Stored rows:
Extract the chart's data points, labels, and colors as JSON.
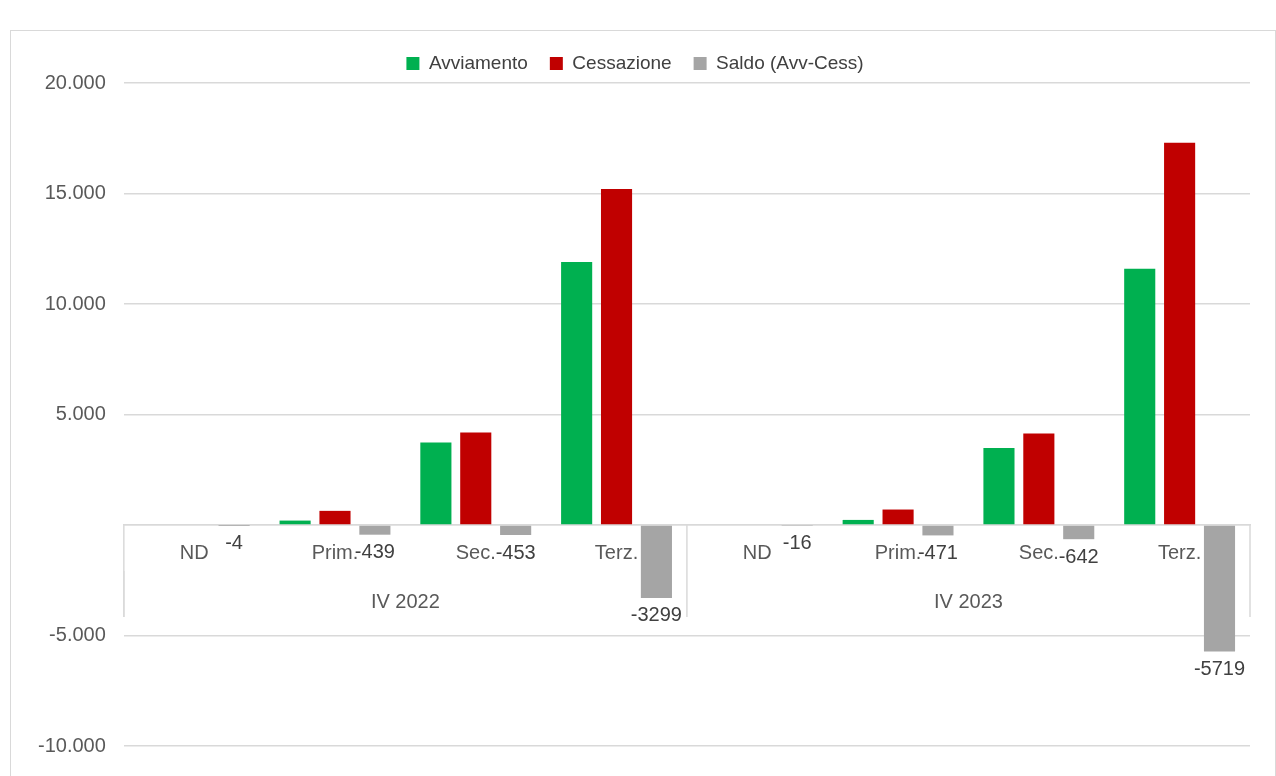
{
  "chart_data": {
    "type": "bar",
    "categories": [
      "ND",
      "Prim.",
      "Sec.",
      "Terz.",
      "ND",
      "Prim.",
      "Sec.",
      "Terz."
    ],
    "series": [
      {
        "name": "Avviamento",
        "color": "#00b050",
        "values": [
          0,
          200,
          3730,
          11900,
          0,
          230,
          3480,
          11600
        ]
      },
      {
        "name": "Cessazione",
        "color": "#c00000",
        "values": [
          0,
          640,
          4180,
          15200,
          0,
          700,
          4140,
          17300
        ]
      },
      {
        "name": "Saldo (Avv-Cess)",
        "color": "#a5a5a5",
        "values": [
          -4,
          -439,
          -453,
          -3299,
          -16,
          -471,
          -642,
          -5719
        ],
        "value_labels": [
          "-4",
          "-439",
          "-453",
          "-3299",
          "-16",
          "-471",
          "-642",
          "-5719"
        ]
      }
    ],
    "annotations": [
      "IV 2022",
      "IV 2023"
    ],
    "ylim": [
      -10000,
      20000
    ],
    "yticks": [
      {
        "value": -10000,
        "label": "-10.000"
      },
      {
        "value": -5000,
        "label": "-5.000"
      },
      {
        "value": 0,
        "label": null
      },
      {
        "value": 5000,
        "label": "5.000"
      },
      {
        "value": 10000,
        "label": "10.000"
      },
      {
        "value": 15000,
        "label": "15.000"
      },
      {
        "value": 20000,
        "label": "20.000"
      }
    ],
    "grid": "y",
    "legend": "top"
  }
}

Required task:
Exactly reproduce the entries above, minus the pictures.

Worked answer:
Extract the chart's data points, labels, and colors as JSON.
{
  "chart_data": {
    "type": "bar",
    "categories": [
      "ND",
      "Prim.",
      "Sec.",
      "Terz.",
      "ND",
      "Prim.",
      "Sec.",
      "Terz."
    ],
    "series": [
      {
        "name": "Avviamento",
        "color": "#00b050",
        "values": [
          0,
          200,
          3730,
          11900,
          0,
          230,
          3480,
          11600
        ]
      },
      {
        "name": "Cessazione",
        "color": "#c00000",
        "values": [
          0,
          640,
          4180,
          15200,
          0,
          700,
          4140,
          17300
        ]
      },
      {
        "name": "Saldo (Avv-Cess)",
        "color": "#a5a5a5",
        "values": [
          -4,
          -439,
          -453,
          -3299,
          -16,
          -471,
          -642,
          -5719
        ],
        "value_labels": [
          "-4",
          "-439",
          "-453",
          "-3299",
          "-16",
          "-471",
          "-642",
          "-5719"
        ]
      }
    ],
    "annotations": [
      "IV 2022",
      "IV 2023"
    ],
    "ylim": [
      -10000,
      20000
    ],
    "yticks": [
      {
        "value": -10000,
        "label": "-10.000"
      },
      {
        "value": -5000,
        "label": "-5.000"
      },
      {
        "value": 0,
        "label": null
      },
      {
        "value": 5000,
        "label": "5.000"
      },
      {
        "value": 10000,
        "label": "10.000"
      },
      {
        "value": 15000,
        "label": "15.000"
      },
      {
        "value": 20000,
        "label": "20.000"
      }
    ],
    "grid": "y",
    "legend": "top"
  }
}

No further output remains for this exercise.